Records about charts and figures
......
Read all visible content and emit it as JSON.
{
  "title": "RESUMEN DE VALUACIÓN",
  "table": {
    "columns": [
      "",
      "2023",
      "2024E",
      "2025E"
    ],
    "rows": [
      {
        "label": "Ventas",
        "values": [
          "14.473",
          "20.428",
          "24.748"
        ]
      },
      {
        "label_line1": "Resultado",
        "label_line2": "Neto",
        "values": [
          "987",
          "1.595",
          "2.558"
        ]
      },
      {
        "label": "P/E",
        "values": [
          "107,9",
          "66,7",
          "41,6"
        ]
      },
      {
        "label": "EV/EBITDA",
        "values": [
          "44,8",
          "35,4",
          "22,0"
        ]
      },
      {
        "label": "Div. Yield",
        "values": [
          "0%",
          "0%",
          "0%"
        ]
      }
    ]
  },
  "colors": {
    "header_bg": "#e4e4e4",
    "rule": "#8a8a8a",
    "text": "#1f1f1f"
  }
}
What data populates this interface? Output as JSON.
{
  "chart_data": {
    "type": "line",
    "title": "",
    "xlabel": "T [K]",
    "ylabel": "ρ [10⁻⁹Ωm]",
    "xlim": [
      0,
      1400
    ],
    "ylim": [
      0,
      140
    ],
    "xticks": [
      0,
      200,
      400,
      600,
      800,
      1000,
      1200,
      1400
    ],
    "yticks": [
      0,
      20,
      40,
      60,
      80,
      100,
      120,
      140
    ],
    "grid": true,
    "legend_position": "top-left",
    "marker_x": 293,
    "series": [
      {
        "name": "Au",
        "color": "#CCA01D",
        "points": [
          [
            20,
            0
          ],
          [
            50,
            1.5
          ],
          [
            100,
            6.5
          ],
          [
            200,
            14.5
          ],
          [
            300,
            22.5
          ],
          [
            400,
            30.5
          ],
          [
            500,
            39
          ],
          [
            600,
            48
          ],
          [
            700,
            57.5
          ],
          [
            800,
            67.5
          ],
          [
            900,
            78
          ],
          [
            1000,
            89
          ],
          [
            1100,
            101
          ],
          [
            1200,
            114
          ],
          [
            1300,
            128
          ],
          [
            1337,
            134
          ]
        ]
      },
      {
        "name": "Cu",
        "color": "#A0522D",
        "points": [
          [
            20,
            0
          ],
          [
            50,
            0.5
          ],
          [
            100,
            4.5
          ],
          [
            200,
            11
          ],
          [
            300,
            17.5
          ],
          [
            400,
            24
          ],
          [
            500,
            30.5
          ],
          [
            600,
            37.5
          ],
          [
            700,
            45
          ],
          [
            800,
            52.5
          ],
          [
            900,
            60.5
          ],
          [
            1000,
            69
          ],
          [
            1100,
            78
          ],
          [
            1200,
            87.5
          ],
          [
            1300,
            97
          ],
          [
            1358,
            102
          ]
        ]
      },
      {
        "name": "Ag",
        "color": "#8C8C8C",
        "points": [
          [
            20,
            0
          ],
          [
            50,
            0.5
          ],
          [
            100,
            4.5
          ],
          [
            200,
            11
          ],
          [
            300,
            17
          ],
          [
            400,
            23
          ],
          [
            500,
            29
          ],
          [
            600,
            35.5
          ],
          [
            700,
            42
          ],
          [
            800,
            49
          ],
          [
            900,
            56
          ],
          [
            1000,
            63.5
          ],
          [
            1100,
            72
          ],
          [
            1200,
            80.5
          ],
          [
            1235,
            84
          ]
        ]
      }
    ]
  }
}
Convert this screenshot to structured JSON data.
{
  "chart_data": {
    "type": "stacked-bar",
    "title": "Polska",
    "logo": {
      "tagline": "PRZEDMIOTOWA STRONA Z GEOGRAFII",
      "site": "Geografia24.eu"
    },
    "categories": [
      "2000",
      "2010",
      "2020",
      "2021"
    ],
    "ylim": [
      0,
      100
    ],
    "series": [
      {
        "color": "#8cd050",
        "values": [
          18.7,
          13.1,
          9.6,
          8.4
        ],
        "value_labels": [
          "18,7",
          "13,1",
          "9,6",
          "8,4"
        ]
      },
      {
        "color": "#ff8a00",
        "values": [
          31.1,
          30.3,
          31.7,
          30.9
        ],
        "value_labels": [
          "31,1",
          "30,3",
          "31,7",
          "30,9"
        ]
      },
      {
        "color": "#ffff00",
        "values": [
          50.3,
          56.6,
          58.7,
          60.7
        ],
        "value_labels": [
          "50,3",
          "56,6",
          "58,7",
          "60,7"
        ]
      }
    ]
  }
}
......
● Problem description:
Retype the material in full. Each word must match.

● Complete answer:
Read all visible content and emit it as JSON.
{
  "title": "RESUMEN DE VALUACIÓN",
  "table": {
    "columns": [
      "",
      "2023",
      "2024E",
      "2025E"
    ],
    "rows": [
      {
        "label": "Ventas",
        "values": [
          "14.473",
          "20.428",
          "24.748"
        ]
      },
      {
        "label_line1": "Resultado",
        "label_line2": "Neto",
        "values": [
          "987",
          "1.595",
          "2.558"
        ]
      },
      {
        "label": "P/E",
        "values": [
          "107,9",
          "66,7",
          "41,6"
        ]
      },
      {
        "label": "EV/EBITDA",
        "values": [
          "44,8",
          "35,4",
          "22,0"
        ]
      },
      {
        "label": "Div. Yield",
        "values": [
          "0%",
          "0%",
          "0%"
        ]
      }
    ]
  },
  "colors": {
    "header_bg": "#e4e4e4",
    "rule": "#8a8a8a",
    "text": "#1f1f1f"
  }
}
What data populates this interface? Output as JSON.
{
  "chart_data": {
    "type": "line",
    "title": "",
    "xlabel": "T [K]",
    "ylabel": "ρ [10⁻⁹Ωm]",
    "xlim": [
      0,
      1400
    ],
    "ylim": [
      0,
      140
    ],
    "xticks": [
      0,
      200,
      400,
      600,
      800,
      1000,
      1200,
      1400
    ],
    "yticks": [
      0,
      20,
      40,
      60,
      80,
      100,
      120,
      140
    ],
    "grid": true,
    "legend_position": "top-left",
    "marker_x": 293,
    "series": [
      {
        "name": "Au",
        "color": "#CCA01D",
        "points": [
          [
            20,
            0
          ],
          [
            50,
            1.5
          ],
          [
            100,
            6.5
          ],
          [
            200,
            14.5
          ],
          [
            300,
            22.5
          ],
          [
            400,
            30.5
          ],
          [
            500,
            39
          ],
          [
            600,
            48
          ],
          [
            700,
            57.5
          ],
          [
            800,
            67.5
          ],
          [
            900,
            78
          ],
          [
            1000,
            89
          ],
          [
            1100,
            101
          ],
          [
            1200,
            114
          ],
          [
            1300,
            128
          ],
          [
            1337,
            134
          ]
        ]
      },
      {
        "name": "Cu",
        "color": "#A0522D",
        "points": [
          [
            20,
            0
          ],
          [
            50,
            0.5
          ],
          [
            100,
            4.5
          ],
          [
            200,
            11
          ],
          [
            300,
            17.5
          ],
          [
            400,
            24
          ],
          [
            500,
            30.5
          ],
          [
            600,
            37.5
          ],
          [
            700,
            45
          ],
          [
            800,
            52.5
          ],
          [
            900,
            60.5
          ],
          [
            1000,
            69
          ],
          [
            1100,
            78
          ],
          [
            1200,
            87.5
          ],
          [
            1300,
            97
          ],
          [
            1358,
            102
          ]
        ]
      },
      {
        "name": "Ag",
        "color": "#8C8C8C",
        "points": [
          [
            20,
            0
          ],
          [
            50,
            0.5
          ],
          [
            100,
            4.5
          ],
          [
            200,
            11
          ],
          [
            300,
            17
          ],
          [
            400,
            23
          ],
          [
            500,
            29
          ],
          [
            600,
            35.5
          ],
          [
            700,
            42
          ],
          [
            800,
            49
          ],
          [
            900,
            56
          ],
          [
            1000,
            63.5
          ],
          [
            1100,
            72
          ],
          [
            1200,
            80.5
          ],
          [
            1235,
            84
          ]
        ]
      }
    ]
  }
}
Convert this screenshot to structured JSON data.
{
  "chart_data": {
    "type": "stacked-bar",
    "title": "Polska",
    "logo": {
      "tagline": "PRZEDMIOTOWA STRONA Z GEOGRAFII",
      "site": "Geografia24.eu"
    },
    "categories": [
      "2000",
      "2010",
      "2020",
      "2021"
    ],
    "ylim": [
      0,
      100
    ],
    "series": [
      {
        "color": "#8cd050",
        "values": [
          18.7,
          13.1,
          9.6,
          8.4
        ],
        "value_labels": [
          "18,7",
          "13,1",
          "9,6",
          "8,4"
        ]
      },
      {
        "color": "#ff8a00",
        "values": [
          31.1,
          30.3,
          31.7,
          30.9
        ],
        "value_labels": [
          "31,1",
          "30,3",
          "31,7",
          "30,9"
        ]
      },
      {
        "color": "#ffff00",
        "values": [
          50.3,
          56.6,
          58.7,
          60.7
        ],
        "value_labels": [
          "50,3",
          "56,6",
          "58,7",
          "60,7"
        ]
      }
    ]
  }
}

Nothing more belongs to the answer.